I just finished the first day of a training on Network Effectiveness for Packard Grantees facilitated by the good folks at Monitor Institute. I wanted to capture some reflections around my burning question:
How do you think about using social media effectively along the continuum of open/closed networks?
Most of my recent explorations have been focused around the effective use of social media for external communications. But many networks need a private place or password protected place to have conversations online. This need isn't about being 'scared of social media" but rather a need for a safe place online to have conversations around very sensitive topics to build trust and relationships.
Charlene Li talks about this with a frame of "open leadership." She advises asking 'How open do you want to be?"
Today, I had an opportunity to present and discuss "8 Principles for Effectively Using Social Media for External Communications." But the question still remains - where do you discuss issues or share learnings related to your Network's work that might be sensitive. Where and how do you think about privacy and security in this context?

Stated problem A - For each statement, say yes or no according to the post on social media and networks, and quote the words of the post that settle it: (i) The training was facilitated by Monitor Institute. (ii) The writer's recent explorations centered on social media for internal communications. (iii) On the day described, the writer presented principles for using social media in external communications.
The rows that come next have no connection to the post above.

Data section -

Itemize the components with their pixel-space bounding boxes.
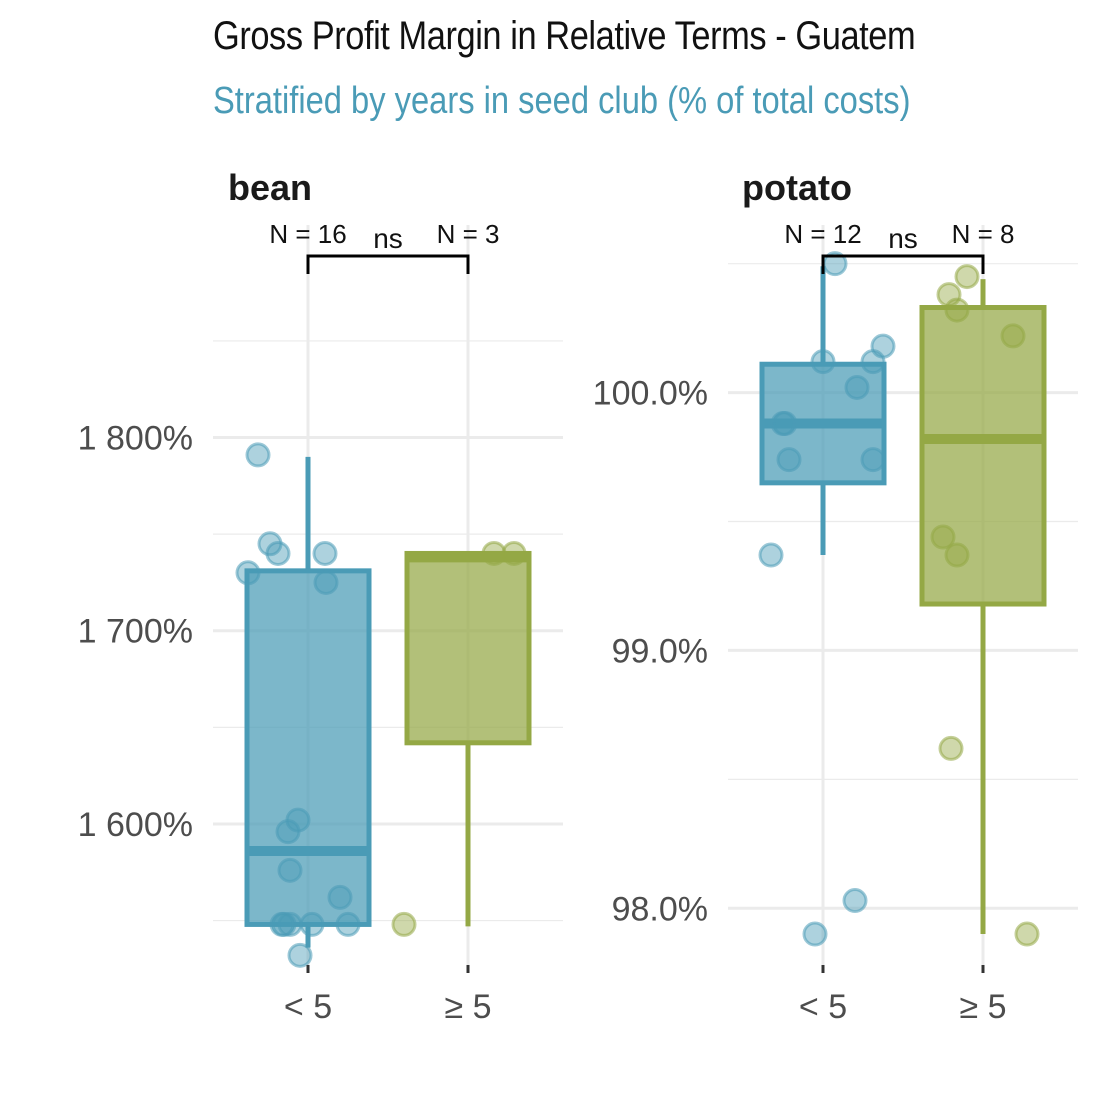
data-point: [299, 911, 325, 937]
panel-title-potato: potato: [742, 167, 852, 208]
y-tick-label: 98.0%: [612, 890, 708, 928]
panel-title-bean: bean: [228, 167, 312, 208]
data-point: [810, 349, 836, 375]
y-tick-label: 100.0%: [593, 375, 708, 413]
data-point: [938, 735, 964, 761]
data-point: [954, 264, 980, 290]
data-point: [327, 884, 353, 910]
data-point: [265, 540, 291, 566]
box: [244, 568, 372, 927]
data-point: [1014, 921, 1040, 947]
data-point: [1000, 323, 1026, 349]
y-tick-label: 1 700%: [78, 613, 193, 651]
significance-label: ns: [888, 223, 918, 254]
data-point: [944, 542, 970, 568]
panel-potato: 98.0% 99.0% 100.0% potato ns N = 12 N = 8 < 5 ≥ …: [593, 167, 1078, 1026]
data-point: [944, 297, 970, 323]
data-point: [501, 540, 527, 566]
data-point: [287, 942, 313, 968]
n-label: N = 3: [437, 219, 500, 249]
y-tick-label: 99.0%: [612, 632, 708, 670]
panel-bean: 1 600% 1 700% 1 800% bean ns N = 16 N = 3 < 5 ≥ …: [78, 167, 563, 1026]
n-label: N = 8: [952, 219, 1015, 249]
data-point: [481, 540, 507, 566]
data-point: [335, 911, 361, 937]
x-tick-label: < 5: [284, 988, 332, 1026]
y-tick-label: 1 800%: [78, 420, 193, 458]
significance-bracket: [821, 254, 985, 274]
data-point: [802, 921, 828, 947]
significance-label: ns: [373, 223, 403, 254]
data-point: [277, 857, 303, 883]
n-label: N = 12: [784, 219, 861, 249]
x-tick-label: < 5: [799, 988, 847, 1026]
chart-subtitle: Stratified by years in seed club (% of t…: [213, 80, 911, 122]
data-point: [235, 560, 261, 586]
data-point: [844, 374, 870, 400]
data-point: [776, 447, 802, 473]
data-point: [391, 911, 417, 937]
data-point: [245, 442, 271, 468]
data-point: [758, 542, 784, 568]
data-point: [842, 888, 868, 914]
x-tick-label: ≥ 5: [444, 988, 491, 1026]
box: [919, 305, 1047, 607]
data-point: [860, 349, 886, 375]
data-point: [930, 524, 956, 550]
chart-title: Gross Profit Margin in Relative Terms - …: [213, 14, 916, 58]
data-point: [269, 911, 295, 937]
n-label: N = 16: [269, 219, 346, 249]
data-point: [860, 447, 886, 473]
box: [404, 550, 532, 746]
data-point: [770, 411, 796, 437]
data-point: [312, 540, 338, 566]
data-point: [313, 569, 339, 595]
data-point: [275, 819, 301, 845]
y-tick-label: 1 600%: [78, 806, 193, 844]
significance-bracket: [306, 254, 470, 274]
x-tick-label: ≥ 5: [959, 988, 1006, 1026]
* * *
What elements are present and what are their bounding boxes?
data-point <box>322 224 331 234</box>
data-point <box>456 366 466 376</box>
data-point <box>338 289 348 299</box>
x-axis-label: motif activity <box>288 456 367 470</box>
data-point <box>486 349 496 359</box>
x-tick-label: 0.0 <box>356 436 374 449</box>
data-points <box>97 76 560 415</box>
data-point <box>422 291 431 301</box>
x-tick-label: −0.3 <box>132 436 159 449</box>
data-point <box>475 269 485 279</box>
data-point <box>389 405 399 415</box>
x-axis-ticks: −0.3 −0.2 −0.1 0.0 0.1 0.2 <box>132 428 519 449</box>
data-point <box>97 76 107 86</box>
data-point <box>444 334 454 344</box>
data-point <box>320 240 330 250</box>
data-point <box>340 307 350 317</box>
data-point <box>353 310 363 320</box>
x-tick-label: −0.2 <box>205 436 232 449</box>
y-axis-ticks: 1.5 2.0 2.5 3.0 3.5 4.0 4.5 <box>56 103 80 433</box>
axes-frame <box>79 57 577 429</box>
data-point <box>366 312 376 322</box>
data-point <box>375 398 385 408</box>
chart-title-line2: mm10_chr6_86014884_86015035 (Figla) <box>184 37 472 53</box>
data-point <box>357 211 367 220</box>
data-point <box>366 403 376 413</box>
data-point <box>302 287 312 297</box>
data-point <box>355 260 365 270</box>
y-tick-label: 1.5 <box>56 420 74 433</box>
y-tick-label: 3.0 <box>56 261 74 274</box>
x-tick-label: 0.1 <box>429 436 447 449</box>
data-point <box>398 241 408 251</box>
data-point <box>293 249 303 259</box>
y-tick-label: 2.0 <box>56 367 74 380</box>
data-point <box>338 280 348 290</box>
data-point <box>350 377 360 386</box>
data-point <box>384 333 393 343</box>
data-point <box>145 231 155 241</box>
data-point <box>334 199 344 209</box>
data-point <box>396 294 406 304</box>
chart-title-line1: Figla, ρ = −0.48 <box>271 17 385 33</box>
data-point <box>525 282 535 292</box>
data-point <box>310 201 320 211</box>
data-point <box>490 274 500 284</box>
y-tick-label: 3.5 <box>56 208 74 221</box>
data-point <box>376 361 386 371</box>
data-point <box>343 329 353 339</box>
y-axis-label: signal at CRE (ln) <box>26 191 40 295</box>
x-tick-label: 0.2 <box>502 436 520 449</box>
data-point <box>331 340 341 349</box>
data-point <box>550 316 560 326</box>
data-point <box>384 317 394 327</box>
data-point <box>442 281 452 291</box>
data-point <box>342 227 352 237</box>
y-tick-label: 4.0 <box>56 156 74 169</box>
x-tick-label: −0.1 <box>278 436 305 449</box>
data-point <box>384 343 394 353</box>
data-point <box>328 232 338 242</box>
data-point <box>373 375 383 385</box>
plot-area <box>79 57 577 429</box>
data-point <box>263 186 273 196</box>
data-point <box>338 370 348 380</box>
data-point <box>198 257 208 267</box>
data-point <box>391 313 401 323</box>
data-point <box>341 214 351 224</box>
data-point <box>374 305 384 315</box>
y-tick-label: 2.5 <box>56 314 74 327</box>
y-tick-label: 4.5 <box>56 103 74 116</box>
...
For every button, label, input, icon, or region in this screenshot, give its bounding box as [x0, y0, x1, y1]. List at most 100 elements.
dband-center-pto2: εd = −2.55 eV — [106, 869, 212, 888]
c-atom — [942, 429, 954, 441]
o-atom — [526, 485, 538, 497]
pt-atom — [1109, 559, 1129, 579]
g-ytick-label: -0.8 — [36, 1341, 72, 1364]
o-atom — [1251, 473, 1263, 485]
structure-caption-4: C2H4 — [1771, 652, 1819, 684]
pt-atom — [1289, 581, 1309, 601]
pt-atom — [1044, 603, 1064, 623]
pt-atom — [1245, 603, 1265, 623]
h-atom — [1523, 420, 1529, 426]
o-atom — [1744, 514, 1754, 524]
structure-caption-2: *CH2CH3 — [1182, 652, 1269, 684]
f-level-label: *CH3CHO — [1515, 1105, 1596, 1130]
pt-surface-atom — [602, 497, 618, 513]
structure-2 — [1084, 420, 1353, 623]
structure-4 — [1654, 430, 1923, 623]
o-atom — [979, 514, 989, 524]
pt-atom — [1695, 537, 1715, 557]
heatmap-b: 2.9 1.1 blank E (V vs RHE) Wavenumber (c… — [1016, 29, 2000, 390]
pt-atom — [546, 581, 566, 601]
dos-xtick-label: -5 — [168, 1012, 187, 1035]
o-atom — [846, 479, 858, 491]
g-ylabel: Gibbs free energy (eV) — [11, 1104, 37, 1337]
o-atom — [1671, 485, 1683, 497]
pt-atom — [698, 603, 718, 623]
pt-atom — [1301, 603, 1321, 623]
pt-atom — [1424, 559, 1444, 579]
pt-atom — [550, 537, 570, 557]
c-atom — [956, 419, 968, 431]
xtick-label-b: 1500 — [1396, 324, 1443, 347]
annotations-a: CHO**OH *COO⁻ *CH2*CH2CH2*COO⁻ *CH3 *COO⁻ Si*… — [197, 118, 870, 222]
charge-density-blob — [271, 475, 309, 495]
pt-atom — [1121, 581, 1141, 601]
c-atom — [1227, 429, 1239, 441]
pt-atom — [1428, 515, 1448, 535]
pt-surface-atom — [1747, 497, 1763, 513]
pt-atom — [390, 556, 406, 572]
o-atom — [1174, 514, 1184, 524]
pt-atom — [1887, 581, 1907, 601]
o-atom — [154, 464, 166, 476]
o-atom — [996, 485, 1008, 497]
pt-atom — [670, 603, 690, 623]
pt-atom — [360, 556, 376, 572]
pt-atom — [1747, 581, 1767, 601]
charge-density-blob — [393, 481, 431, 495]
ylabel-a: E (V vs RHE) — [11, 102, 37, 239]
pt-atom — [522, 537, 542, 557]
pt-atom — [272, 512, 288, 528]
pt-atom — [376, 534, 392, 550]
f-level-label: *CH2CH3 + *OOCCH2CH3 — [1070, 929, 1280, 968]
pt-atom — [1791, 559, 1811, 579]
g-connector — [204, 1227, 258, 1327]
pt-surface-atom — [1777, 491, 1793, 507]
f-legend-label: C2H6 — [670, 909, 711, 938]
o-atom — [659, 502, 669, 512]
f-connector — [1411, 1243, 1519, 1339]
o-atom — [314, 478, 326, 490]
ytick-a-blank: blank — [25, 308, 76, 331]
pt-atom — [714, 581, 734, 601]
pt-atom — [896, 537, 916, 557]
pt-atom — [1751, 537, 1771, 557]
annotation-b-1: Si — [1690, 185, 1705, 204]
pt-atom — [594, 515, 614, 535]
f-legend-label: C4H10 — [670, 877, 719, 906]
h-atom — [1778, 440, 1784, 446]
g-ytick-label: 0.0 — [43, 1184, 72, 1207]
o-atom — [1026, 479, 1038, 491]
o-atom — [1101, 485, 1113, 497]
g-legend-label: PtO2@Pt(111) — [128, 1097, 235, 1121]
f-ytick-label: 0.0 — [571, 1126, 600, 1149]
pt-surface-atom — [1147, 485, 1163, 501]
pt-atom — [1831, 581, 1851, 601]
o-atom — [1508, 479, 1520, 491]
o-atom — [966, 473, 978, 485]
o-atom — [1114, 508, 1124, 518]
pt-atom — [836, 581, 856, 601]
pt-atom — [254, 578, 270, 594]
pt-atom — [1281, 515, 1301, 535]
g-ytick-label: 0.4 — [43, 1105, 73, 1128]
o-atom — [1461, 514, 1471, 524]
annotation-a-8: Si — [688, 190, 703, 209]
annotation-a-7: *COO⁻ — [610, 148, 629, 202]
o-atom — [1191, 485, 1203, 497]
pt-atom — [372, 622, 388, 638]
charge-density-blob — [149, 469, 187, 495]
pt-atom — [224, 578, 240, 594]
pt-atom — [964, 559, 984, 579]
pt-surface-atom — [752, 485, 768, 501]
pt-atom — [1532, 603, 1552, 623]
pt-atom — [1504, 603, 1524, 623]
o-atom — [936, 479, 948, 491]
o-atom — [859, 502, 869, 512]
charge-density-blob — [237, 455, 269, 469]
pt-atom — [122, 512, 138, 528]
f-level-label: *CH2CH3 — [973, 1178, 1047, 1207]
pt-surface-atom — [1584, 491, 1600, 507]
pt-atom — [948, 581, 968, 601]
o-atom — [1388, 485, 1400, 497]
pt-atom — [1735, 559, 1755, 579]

Stated problem B - Copy word for word the stretch of rows from the line containing "What elements are" through the line containing "x-axis-ticks: −0.3 −0.2", including both of those lines.

Finished answer A -
(i) Yes: "facilitated by the good folks at Monitor Institute"
(ii) No: "Most of my recent explorations have been focused around the effective use of social media for external communications."
(iii) Yes: "Today, I had an opportunity to present and discuss "8 Principles for Effectively Using Social Media for External Communications.""

Finished answer B -
What elements are present and what are their bounding boxes?
data-point <box>322 224 331 234</box>
data-point <box>456 366 466 376</box>
data-point <box>338 289 348 299</box>
x-axis-label: motif activity <box>288 456 367 470</box>
data-point <box>486 349 496 359</box>
x-tick-label: 0.0 <box>356 436 374 449</box>
data-points <box>97 76 560 415</box>
data-point <box>422 291 431 301</box>
x-tick-label: −0.3 <box>132 436 159 449</box>
data-point <box>475 269 485 279</box>
data-point <box>389 405 399 415</box>
x-axis-ticks: −0.3 −0.2 −0.1 0.0 0.1 0.2 <box>132 428 519 449</box>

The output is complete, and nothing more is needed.